## EXERCISE OBJECTIVE
Report every line in the entries below that contains the word "hook", treating uppercase and lowercase as different.

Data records
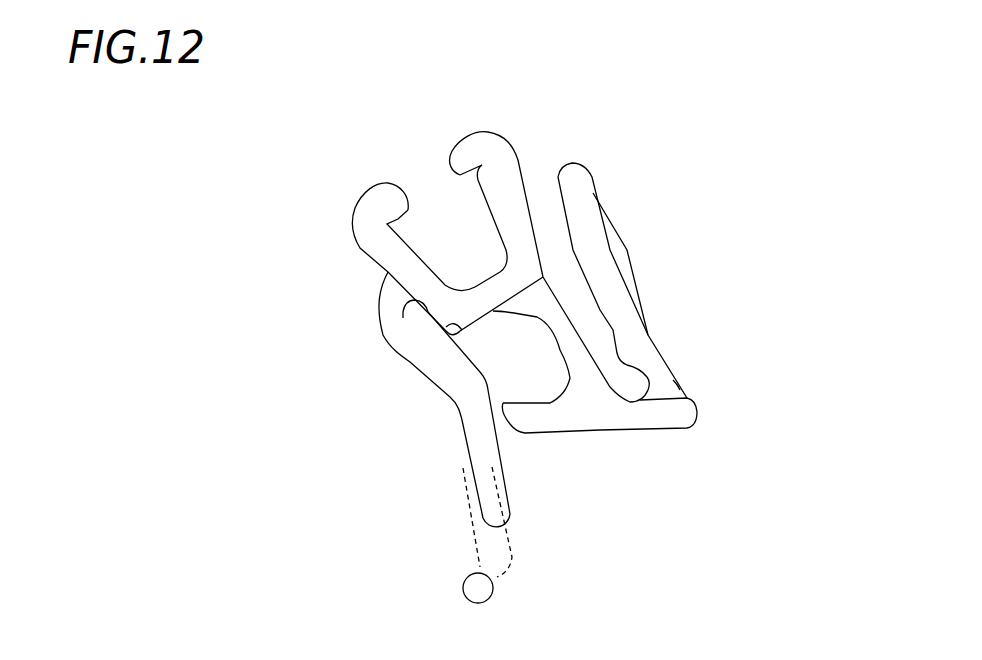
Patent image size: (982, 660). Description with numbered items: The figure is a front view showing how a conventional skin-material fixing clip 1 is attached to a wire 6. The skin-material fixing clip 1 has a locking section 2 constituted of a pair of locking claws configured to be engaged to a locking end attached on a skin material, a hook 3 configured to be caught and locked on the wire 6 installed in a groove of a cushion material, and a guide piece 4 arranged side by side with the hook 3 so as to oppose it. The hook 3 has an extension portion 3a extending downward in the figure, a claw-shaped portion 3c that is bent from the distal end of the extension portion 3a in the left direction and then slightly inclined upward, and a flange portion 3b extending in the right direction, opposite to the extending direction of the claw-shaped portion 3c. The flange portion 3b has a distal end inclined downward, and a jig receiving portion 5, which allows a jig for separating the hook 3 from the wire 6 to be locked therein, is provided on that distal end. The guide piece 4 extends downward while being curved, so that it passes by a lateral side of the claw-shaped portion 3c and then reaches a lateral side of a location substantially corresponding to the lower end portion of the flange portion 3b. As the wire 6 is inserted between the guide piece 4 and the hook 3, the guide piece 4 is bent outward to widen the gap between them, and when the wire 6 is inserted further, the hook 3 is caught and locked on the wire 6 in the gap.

The skin-material fixing clip 1 is at (675, 128).
The locking section 2 is at (490, 142).
The hook 3 is at (607, 377).
The extension portion 3a is at (560, 327).
The flange portion 3b is at (680, 410).
The claw-shaped portion 3c is at (532, 418).
The guide piece 4 is at (418, 358).
The jig receiving portion 5 is at (583, 233).
The wire 6 is at (485, 587).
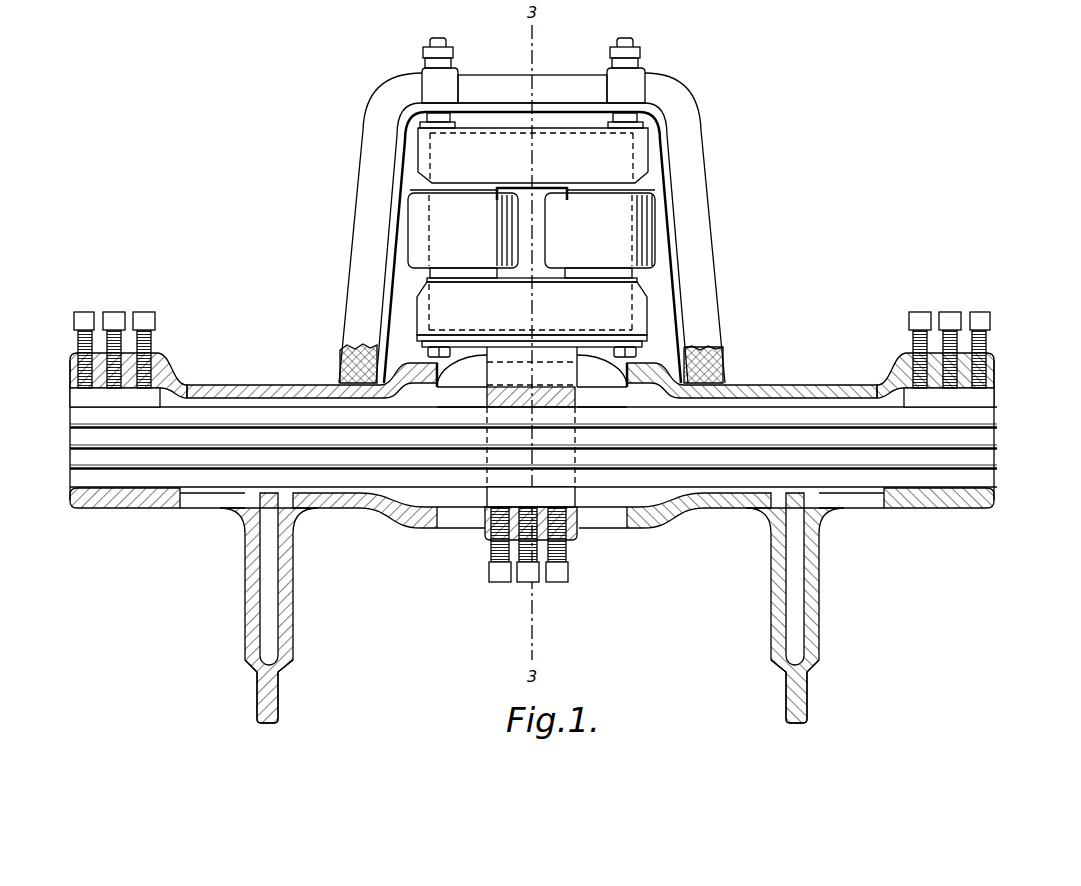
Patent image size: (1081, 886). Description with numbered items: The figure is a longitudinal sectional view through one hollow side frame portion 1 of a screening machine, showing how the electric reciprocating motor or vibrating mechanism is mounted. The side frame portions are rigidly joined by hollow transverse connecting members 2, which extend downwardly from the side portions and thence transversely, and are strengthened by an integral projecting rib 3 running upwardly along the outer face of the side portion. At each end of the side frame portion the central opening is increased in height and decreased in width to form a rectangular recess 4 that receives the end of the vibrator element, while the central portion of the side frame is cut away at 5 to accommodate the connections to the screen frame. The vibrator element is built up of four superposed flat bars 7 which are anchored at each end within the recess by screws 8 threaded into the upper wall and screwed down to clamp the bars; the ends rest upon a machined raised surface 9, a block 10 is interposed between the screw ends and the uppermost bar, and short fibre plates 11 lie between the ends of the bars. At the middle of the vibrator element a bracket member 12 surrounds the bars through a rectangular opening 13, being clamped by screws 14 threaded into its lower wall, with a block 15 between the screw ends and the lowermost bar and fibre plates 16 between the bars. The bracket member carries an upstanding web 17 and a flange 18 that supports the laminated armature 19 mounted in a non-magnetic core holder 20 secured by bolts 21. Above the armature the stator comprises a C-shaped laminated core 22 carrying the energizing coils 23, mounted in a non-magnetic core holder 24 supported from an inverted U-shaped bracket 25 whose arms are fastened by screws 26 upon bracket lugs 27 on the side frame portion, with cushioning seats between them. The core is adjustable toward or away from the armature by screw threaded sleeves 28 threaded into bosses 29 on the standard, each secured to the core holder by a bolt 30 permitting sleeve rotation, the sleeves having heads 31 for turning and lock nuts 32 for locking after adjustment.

The side frame portion 1 is at (240, 388).
The connecting member 2 is at (290, 563).
The rib 3 is at (267, 693).
The rectangular recess 4 is at (72, 385).
The cut away portion 5 is at (440, 377).
The bars 7 is at (630, 440).
The screws 8 is at (144, 311).
The raised surface 9 is at (123, 497).
The block 10 is at (80, 397).
The short plates 11 is at (95, 430).
The bracket member 12 is at (550, 395).
The rectangular opening 13 is at (487, 512).
The screws 14 is at (500, 583).
The block 15 is at (557, 495).
The short plates 16 is at (513, 468).
The upstanding web 17 is at (550, 373).
The flange 18 is at (430, 345).
The armature 19 is at (630, 280).
The core holder 20 is at (450, 301).
The bolts 21 is at (638, 352).
The laminated core 22 is at (613, 190).
The energizing coils 23 is at (440, 222).
The core holder 24 is at (640, 147).
The supporting bracket 25 is at (382, 117).
The screws 26 is at (723, 350).
The bracket lugs 27 is at (343, 378).
The screw threaded sleeve 28 is at (640, 58).
The boss 29 is at (428, 82).
The bolt 30 is at (624, 37).
The head 31 is at (442, 50).
The lock nut 32 is at (610, 66).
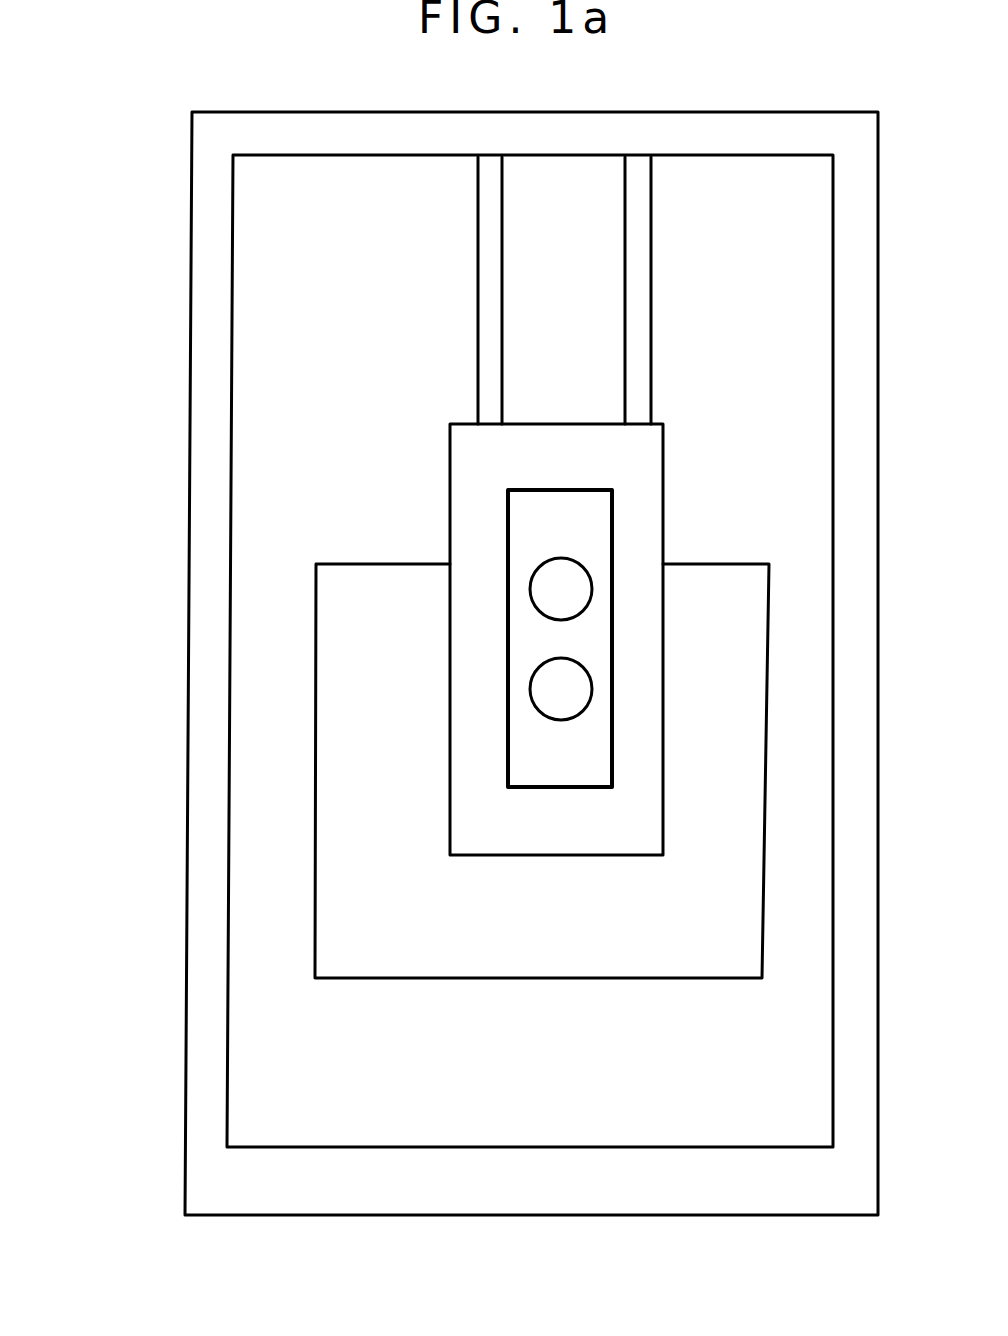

## EXERCISE SOLUTION
Patent image size: (982, 660). Description with numbered items: The figure is a front view showing how a conventional skin-material fixing clip 1 is attached to a wire 6. The skin-material fixing clip 1 has a locking section 2 constituted of a pair of locking claws configured to be engaged to a locking end attached on a skin material, a hook 3 configured to be caught and locked on the wire 6 installed in a groove of a cushion material, and a guide piece 4 arranged side by side with the hook 3 so as to oppose it. The hook 3 has an extension portion 3a extending downward in the figure, a claw-shaped portion 3c that is bent from the distal end of the extension portion 3a in the left direction and then slightly inclined upward, and a flange portion 3b extending in the right direction, opposite to the extending direction of the claw-shaped portion 3c. The flange portion 3b has a distal end inclined downward, and a jig receiving portion 5, which allows a jig for separating the hook 3 from the wire 6 to be locked therein, is provided on that distal end. The guide piece 4 extends downward while being curved, so that it passes by a lateral side of the claw-shaped portion 3c and then reaches a lateral side of a location substantially corresponding to the lower end portion of the flange portion 3b. As the wire 6 is inserted between the guide piece 4 and the hook 3, the guide piece 4 is bent outward to widen the gap between them, and when the wire 6 is inserted further, the hook 3 is caught and locked on the wire 6 in the gap.
The hook 3 is at (607, 377).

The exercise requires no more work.